═══ ROWS ═══
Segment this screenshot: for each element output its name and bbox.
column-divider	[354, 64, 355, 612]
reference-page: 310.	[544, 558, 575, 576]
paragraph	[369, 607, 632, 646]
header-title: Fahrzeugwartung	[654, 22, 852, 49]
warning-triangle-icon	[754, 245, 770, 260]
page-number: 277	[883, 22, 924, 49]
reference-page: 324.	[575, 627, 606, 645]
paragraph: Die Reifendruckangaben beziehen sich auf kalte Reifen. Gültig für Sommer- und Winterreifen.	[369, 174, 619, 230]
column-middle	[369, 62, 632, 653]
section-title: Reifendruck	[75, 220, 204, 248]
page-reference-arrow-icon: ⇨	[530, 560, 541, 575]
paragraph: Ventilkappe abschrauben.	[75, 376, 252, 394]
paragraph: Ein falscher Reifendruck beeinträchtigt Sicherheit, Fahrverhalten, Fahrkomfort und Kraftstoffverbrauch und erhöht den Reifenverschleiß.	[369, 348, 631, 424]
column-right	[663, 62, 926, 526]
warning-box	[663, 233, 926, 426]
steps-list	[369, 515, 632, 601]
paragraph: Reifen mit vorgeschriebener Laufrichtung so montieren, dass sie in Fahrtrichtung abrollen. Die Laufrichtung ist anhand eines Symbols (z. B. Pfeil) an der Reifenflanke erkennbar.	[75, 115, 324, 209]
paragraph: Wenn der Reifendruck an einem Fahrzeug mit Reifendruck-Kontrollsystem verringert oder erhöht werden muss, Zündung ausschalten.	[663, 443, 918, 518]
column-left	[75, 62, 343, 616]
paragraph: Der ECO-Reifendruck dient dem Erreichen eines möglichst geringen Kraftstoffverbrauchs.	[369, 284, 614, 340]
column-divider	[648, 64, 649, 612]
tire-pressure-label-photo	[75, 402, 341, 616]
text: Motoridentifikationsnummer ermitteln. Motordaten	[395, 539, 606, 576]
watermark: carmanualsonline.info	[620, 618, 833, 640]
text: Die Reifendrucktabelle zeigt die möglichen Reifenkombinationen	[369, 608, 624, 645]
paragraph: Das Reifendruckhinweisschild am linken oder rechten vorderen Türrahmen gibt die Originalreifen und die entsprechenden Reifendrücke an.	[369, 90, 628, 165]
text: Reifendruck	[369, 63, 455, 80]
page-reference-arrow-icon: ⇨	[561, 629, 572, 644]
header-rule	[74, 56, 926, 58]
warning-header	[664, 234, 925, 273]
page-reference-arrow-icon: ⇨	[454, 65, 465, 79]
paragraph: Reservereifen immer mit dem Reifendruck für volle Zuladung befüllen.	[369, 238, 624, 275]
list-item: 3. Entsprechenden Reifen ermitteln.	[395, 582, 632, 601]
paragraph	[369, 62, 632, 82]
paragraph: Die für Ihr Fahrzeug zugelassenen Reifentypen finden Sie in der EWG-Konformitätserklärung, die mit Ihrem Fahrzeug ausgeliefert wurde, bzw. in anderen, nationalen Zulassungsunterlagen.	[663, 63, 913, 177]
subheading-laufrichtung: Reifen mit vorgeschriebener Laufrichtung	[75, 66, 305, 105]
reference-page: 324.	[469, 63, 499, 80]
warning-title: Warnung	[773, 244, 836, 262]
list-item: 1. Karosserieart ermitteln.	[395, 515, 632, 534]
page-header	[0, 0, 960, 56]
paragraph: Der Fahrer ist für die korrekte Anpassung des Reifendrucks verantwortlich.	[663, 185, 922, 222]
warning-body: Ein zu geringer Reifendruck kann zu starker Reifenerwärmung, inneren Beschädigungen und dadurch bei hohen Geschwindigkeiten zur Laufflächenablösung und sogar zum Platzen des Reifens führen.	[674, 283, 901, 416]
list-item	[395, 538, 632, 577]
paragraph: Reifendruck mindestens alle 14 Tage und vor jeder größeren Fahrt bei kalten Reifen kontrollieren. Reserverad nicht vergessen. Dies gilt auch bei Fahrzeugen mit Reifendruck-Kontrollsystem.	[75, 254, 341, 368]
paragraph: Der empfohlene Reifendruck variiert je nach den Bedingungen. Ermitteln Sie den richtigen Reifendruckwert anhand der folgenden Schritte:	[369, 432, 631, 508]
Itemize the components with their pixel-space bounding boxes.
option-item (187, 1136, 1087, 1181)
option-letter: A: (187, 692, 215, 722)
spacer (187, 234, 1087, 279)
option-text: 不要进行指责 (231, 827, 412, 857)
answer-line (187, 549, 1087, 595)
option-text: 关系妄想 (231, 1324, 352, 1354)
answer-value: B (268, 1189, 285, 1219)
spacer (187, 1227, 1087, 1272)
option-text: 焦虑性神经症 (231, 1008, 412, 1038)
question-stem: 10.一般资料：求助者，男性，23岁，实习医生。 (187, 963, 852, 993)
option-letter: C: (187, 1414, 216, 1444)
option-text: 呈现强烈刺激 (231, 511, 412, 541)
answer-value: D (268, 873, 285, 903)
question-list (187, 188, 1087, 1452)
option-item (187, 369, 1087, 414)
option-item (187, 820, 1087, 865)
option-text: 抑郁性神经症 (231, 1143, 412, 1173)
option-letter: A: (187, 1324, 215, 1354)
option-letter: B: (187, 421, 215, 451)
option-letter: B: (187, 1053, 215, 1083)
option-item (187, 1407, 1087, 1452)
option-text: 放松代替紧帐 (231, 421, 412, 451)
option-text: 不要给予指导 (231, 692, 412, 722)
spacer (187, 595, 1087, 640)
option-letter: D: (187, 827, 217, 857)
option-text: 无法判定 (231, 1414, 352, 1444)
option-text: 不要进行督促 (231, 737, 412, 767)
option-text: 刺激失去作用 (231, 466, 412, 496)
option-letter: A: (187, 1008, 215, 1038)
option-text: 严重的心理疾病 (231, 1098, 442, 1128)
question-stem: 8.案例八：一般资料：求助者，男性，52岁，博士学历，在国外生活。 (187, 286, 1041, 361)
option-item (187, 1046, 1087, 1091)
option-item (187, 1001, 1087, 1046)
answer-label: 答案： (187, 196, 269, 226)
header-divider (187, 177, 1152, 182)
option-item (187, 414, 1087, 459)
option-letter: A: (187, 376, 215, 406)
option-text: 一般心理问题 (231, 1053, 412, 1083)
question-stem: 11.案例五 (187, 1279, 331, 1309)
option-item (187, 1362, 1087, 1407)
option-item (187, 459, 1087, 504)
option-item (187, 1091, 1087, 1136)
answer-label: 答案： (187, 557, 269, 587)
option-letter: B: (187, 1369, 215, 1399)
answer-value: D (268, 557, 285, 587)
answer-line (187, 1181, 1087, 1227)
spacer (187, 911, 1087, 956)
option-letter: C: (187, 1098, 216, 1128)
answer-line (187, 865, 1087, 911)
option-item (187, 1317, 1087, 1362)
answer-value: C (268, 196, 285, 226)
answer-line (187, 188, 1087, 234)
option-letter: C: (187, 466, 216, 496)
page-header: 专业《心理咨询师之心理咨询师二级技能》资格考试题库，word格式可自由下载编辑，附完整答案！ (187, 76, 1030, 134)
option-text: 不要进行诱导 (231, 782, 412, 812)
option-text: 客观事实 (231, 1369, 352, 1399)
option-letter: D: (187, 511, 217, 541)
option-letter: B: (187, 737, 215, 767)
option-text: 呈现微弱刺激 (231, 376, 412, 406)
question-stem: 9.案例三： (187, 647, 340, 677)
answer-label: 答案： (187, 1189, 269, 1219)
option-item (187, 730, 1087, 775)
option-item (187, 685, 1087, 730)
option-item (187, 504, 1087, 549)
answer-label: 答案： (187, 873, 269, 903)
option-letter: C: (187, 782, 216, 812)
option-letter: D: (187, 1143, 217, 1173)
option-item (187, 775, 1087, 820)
═══
Which lines above contain the word "anhand"? Report each of them in full.

(CORRECT RESPONSE)
paragraph: Reifen mit vorgeschriebener Laufrichtung so montieren, dass sie in Fahrtrichtung abrollen. Die Laufrichtung ist anhand eines Symbols (z. B. Pfeil) an der Reifenflanke erkennbar.	[75, 115, 324, 209]
paragraph: Der empfohlene Reifendruck variiert je nach den Bedingungen. Ermitteln Sie den richtigen Reifendruckwert anhand der folgenden Schritte:	[369, 432, 631, 508]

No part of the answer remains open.